● **Do this**
Your task is to repeat the entries underneath exactly, minus the pictures.
Data section start
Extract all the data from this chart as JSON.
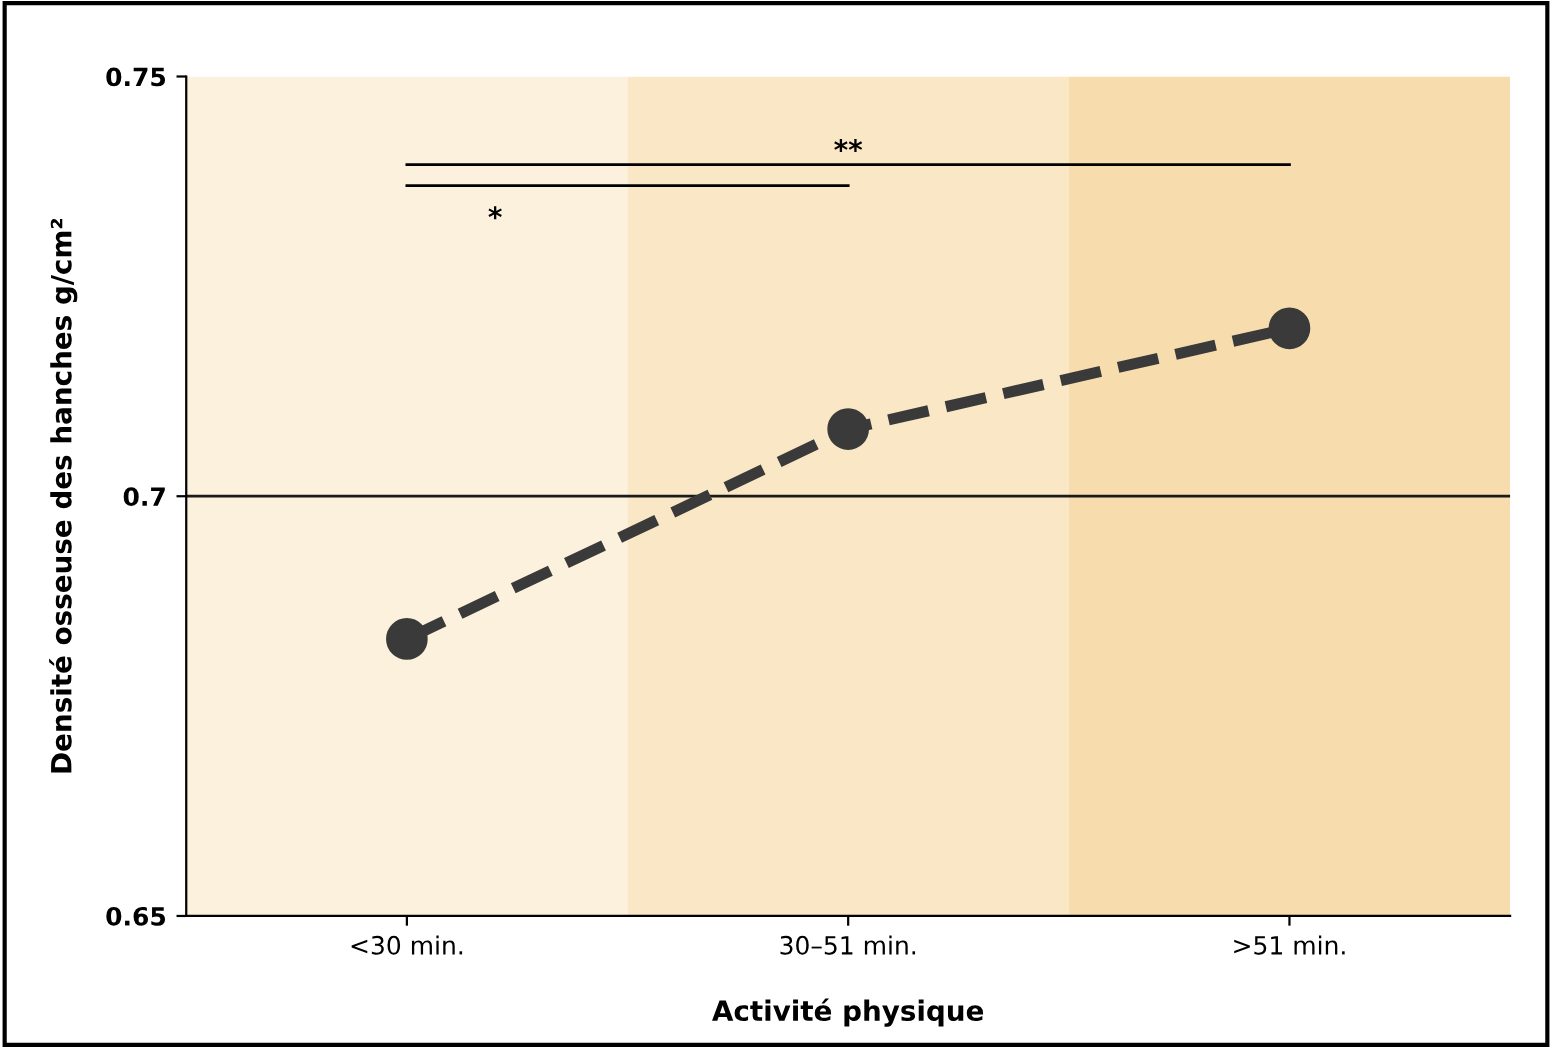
{
  "chart_data": {
    "type": "line",
    "categories": [
      "<30 min.",
      "30–51 min.",
      ">51 min."
    ],
    "series": [
      {
        "color": "#3a3a3a",
        "values": [
          0.683,
          0.708,
          0.72
        ]
      }
    ],
    "ylim": [
      0.65,
      0.75
    ],
    "yticks": [
      0.65,
      0.7,
      0.75
    ],
    "xlabel": "Activité physique",
    "ylabel": "Densité osseuse des hanches g/cm²",
    "marker": "circle",
    "line_style": "dashed",
    "grid": false,
    "legend": false,
    "ref_lines": [
      {
        "axis": "y",
        "value": 0.7,
        "color": "#1a1a1a"
      }
    ],
    "bands": [
      {
        "axis": "x",
        "from": "<30 min.",
        "to": "<30 min.",
        "color": "#fbf1dc"
      },
      {
        "axis": "x",
        "from": "30–51 min.",
        "to": "30–51 min.",
        "color": "#f9e7c6"
      },
      {
        "axis": "x",
        "from": ">51 min.",
        "to": ">51 min.",
        "color": "#f7ddae"
      }
    ],
    "annotations": [
      "*",
      "**"
    ]
  }
}
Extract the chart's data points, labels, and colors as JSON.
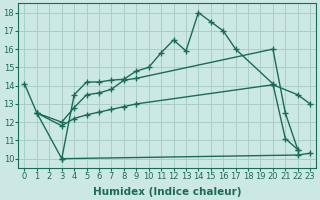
{
  "line1_x": [
    0,
    1,
    3,
    4,
    5,
    6,
    7,
    8,
    9,
    10,
    11,
    12,
    13,
    14,
    15,
    16,
    17,
    20,
    21,
    22
  ],
  "line1_y": [
    14.1,
    12.5,
    10.0,
    13.5,
    14.2,
    14.2,
    14.3,
    14.35,
    14.8,
    15.0,
    15.8,
    16.5,
    15.9,
    18.0,
    17.5,
    17.0,
    16.0,
    14.1,
    11.1,
    10.5
  ],
  "line2_x": [
    1,
    3,
    4,
    5,
    6,
    7,
    8,
    9,
    20,
    21,
    22
  ],
  "line2_y": [
    12.5,
    12.0,
    12.8,
    13.5,
    13.6,
    13.8,
    14.3,
    14.4,
    16.0,
    12.5,
    10.5
  ],
  "line3_x": [
    1,
    3,
    4,
    5,
    6,
    7,
    8,
    9,
    20,
    22,
    23
  ],
  "line3_y": [
    12.5,
    11.8,
    12.2,
    12.4,
    12.55,
    12.7,
    12.85,
    13.0,
    14.05,
    13.5,
    13.0
  ],
  "line4_x": [
    3,
    22,
    23
  ],
  "line4_y": [
    10.0,
    10.2,
    10.3
  ],
  "line_color": "#1a6b5a",
  "bg_color": "#cce8e4",
  "grid_color": "#aacfc8",
  "xlabel": "Humidex (Indice chaleur)",
  "xlim": [
    -0.5,
    23.5
  ],
  "ylim": [
    9.5,
    18.5
  ],
  "xticks": [
    0,
    1,
    2,
    3,
    4,
    5,
    6,
    7,
    8,
    9,
    10,
    11,
    12,
    13,
    14,
    15,
    16,
    17,
    18,
    19,
    20,
    21,
    22,
    23
  ],
  "yticks": [
    10,
    11,
    12,
    13,
    14,
    15,
    16,
    17,
    18
  ],
  "marker": "+",
  "markersize": 4,
  "linewidth": 1.0,
  "xlabel_fontsize": 7.5,
  "tick_fontsize": 6.0
}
Data section end
● **Task response**
Extract all the data from this chart as JSON.
{
  "chart_data": {
    "type": "line",
    "categories": [
      "<30 min.",
      "30–51 min.",
      ">51 min."
    ],
    "series": [
      {
        "color": "#3a3a3a",
        "values": [
          0.683,
          0.708,
          0.72
        ]
      }
    ],
    "ylim": [
      0.65,
      0.75
    ],
    "yticks": [
      0.65,
      0.7,
      0.75
    ],
    "xlabel": "Activité physique",
    "ylabel": "Densité osseuse des hanches g/cm²",
    "marker": "circle",
    "line_style": "dashed",
    "grid": false,
    "legend": false,
    "ref_lines": [
      {
        "axis": "y",
        "value": 0.7,
        "color": "#1a1a1a"
      }
    ],
    "bands": [
      {
        "axis": "x",
        "from": "<30 min.",
        "to": "<30 min.",
        "color": "#fbf1dc"
      },
      {
        "axis": "x",
        "from": "30–51 min.",
        "to": "30–51 min.",
        "color": "#f9e7c6"
      },
      {
        "axis": "x",
        "from": ">51 min.",
        "to": ">51 min.",
        "color": "#f7ddae"
      }
    ],
    "annotations": [
      "*",
      "**"
    ]
  }
}
Extract the chart's data points, labels, and colors as JSON.
{
  "line1_x": [
    0,
    1,
    3,
    4,
    5,
    6,
    7,
    8,
    9,
    10,
    11,
    12,
    13,
    14,
    15,
    16,
    17,
    20,
    21,
    22
  ],
  "line1_y": [
    14.1,
    12.5,
    10.0,
    13.5,
    14.2,
    14.2,
    14.3,
    14.35,
    14.8,
    15.0,
    15.8,
    16.5,
    15.9,
    18.0,
    17.5,
    17.0,
    16.0,
    14.1,
    11.1,
    10.5
  ],
  "line2_x": [
    1,
    3,
    4,
    5,
    6,
    7,
    8,
    9,
    20,
    21,
    22
  ],
  "line2_y": [
    12.5,
    12.0,
    12.8,
    13.5,
    13.6,
    13.8,
    14.3,
    14.4,
    16.0,
    12.5,
    10.5
  ],
  "line3_x": [
    1,
    3,
    4,
    5,
    6,
    7,
    8,
    9,
    20,
    22,
    23
  ],
  "line3_y": [
    12.5,
    11.8,
    12.2,
    12.4,
    12.55,
    12.7,
    12.85,
    13.0,
    14.05,
    13.5,
    13.0
  ],
  "line4_x": [
    3,
    22,
    23
  ],
  "line4_y": [
    10.0,
    10.2,
    10.3
  ],
  "line_color": "#1a6b5a",
  "bg_color": "#cce8e4",
  "grid_color": "#aacfc8",
  "xlabel": "Humidex (Indice chaleur)",
  "xlim": [
    -0.5,
    23.5
  ],
  "ylim": [
    9.5,
    18.5
  ],
  "xticks": [
    0,
    1,
    2,
    3,
    4,
    5,
    6,
    7,
    8,
    9,
    10,
    11,
    12,
    13,
    14,
    15,
    16,
    17,
    18,
    19,
    20,
    21,
    22,
    23
  ],
  "yticks": [
    10,
    11,
    12,
    13,
    14,
    15,
    16,
    17,
    18
  ],
  "marker": "+",
  "markersize": 4,
  "linewidth": 1.0,
  "xlabel_fontsize": 7.5,
  "tick_fontsize": 6.0
}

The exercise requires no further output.